**WHAT THIS TASK INVOLVES:** Repeat exactly the lines from the line containing "Decode this image" through the last line of the records below, inclusive, and nothing else.

**MATERIAL FOR THIS EXERCISE:**
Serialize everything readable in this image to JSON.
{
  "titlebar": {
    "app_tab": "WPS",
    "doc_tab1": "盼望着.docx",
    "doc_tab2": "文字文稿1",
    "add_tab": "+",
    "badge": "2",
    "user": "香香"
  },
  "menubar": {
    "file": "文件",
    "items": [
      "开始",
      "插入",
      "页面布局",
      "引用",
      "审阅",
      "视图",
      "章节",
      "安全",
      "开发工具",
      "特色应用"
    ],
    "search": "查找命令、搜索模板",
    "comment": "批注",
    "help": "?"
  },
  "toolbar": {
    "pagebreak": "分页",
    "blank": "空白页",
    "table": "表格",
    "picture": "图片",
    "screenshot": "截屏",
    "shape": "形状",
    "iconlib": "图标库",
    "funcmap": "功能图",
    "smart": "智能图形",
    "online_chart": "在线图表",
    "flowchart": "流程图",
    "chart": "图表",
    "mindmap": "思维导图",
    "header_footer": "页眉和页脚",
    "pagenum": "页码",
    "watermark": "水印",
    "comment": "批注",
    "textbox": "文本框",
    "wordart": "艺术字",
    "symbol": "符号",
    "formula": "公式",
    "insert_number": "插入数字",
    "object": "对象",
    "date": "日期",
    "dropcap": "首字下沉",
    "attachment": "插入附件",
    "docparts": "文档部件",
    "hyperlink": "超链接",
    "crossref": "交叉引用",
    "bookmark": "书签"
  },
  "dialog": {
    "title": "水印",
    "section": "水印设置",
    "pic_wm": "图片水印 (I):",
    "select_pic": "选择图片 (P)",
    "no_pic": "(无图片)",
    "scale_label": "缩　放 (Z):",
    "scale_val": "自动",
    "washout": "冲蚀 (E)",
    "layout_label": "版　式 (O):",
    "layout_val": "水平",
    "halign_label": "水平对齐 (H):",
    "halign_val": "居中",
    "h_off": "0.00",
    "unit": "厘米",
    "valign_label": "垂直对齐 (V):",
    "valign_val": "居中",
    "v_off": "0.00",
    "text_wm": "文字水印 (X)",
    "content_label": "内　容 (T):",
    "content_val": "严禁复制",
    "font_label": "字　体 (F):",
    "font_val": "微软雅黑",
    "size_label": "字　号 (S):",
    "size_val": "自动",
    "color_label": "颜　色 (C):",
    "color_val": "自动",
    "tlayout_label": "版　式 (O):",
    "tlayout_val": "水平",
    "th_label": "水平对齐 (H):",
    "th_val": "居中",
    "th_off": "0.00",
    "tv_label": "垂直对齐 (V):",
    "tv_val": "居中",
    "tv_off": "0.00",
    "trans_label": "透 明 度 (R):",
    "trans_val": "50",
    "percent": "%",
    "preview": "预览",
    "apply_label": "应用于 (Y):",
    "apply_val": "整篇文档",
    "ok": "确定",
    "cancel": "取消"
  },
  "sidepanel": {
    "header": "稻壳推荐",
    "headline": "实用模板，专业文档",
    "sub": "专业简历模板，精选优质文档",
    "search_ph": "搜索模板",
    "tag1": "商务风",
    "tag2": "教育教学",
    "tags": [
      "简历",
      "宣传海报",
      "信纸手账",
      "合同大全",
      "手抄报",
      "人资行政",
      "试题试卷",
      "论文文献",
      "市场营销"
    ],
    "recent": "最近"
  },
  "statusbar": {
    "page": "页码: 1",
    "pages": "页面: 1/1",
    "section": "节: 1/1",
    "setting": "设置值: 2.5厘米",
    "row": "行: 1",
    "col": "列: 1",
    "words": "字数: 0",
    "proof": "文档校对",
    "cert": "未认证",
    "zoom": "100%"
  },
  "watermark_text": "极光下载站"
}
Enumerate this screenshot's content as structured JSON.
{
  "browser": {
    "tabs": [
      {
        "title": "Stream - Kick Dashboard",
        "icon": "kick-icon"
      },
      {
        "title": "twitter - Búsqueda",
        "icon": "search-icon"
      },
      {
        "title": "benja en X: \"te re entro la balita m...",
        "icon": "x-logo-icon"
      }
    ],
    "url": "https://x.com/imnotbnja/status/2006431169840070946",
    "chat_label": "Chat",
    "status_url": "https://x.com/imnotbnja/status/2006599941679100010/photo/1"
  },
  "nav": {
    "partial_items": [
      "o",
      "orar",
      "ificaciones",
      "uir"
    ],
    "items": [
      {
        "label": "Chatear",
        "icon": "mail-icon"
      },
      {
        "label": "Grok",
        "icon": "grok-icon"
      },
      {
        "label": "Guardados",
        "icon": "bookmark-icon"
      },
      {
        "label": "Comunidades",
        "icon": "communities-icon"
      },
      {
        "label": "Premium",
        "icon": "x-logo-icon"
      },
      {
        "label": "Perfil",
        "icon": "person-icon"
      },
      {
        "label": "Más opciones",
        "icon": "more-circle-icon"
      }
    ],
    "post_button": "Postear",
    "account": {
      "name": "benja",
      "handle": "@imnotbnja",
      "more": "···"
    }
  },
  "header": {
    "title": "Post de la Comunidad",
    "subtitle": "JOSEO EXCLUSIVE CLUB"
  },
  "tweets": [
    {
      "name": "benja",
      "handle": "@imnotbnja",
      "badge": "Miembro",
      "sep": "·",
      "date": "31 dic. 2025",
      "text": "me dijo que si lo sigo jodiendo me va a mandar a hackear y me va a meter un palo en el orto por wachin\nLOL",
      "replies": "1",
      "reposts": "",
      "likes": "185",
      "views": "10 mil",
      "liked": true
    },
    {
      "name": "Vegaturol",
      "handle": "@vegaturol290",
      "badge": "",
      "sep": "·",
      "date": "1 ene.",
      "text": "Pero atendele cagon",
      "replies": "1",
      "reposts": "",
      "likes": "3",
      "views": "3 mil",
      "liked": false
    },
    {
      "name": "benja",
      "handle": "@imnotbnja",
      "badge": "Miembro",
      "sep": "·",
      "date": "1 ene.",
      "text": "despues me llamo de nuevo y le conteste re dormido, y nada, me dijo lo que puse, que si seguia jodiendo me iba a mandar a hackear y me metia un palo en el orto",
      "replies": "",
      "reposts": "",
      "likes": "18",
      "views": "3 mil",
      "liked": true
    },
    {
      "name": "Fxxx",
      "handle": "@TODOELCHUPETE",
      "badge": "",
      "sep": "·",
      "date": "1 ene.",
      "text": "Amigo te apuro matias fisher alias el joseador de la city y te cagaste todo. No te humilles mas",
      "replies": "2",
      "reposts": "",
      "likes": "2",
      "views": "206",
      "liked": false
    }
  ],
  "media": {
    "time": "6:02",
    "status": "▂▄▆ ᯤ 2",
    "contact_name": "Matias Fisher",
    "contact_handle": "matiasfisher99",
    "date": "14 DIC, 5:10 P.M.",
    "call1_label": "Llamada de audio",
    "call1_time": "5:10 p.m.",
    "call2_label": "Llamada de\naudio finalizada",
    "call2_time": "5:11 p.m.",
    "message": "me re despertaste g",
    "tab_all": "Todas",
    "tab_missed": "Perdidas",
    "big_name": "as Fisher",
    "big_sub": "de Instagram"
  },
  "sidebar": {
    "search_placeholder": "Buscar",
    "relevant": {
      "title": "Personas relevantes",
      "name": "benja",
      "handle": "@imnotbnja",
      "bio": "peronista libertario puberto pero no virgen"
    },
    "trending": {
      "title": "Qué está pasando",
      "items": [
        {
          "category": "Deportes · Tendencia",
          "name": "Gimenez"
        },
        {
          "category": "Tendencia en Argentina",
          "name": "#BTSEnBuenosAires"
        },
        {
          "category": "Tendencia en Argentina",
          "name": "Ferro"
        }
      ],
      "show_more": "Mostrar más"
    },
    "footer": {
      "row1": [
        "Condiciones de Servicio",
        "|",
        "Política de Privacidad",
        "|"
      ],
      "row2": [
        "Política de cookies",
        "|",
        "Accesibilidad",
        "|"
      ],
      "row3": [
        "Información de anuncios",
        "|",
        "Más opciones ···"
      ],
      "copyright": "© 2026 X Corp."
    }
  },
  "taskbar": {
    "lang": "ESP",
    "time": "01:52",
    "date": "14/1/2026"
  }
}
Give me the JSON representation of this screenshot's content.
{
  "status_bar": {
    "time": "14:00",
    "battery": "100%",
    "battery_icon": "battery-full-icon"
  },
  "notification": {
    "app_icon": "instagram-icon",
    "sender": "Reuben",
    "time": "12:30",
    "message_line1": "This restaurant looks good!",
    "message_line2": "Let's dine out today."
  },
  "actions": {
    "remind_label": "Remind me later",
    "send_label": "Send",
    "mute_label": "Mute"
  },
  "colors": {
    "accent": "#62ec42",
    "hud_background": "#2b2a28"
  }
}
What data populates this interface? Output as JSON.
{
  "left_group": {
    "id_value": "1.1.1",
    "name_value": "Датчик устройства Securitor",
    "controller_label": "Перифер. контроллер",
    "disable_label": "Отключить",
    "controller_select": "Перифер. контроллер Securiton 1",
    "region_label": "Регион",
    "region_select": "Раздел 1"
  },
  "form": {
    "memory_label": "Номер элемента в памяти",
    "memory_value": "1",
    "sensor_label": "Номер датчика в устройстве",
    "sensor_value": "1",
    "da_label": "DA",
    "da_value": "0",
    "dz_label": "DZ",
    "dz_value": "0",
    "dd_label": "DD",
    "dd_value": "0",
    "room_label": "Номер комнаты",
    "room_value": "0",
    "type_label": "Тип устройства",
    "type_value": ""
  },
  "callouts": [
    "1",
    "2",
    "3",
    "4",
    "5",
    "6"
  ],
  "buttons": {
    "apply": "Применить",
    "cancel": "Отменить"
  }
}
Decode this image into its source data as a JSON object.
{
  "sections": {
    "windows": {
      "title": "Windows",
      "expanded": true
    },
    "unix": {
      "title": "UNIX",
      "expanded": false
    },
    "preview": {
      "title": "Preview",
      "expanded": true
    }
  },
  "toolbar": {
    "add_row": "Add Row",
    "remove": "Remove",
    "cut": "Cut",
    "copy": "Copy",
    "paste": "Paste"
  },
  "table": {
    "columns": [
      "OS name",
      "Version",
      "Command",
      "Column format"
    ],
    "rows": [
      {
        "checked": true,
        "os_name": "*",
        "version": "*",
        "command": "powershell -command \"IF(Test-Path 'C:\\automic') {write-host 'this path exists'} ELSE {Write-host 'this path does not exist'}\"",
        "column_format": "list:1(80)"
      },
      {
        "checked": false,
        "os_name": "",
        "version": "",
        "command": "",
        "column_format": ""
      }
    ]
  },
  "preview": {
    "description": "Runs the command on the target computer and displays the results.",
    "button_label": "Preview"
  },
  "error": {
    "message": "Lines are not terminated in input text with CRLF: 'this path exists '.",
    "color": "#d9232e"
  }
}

**PROBLEM SOLUTION:**
Decode this image into its source data as a JSON object.
{
  "sections": {
    "windows": {
      "title": "Windows",
      "expanded": true
    },
    "unix": {
      "title": "UNIX",
      "expanded": false
    },
    "preview": {
      "title": "Preview",
      "expanded": true
    }
  },
  "toolbar": {
    "add_row": "Add Row",
    "remove": "Remove",
    "cut": "Cut",
    "copy": "Copy",
    "paste": "Paste"
  },
  "table": {
    "columns": [
      "OS name",
      "Version",
      "Command",
      "Column format"
    ],
    "rows": [
      {
        "checked": true,
        "os_name": "*",
        "version": "*",
        "command": "powershell -command \"IF(Test-Path 'C:\\automic') {write-host 'this path exists'} ELSE {Write-host 'this path does not exist'}\"",
        "column_format": "list:1(80)"
      },
      {
        "checked": false,
        "os_name": "",
        "version": "",
        "command": "",
        "column_format": ""
      }
    ]
  },
  "preview": {
    "description": "Runs the command on the target computer and displays the results.",
    "button_label": "Preview"
  },
  "error": {
    "message": "Lines are not terminated in input text with CRLF: 'this path exists '.",
    "color": "#d9232e"
  }
}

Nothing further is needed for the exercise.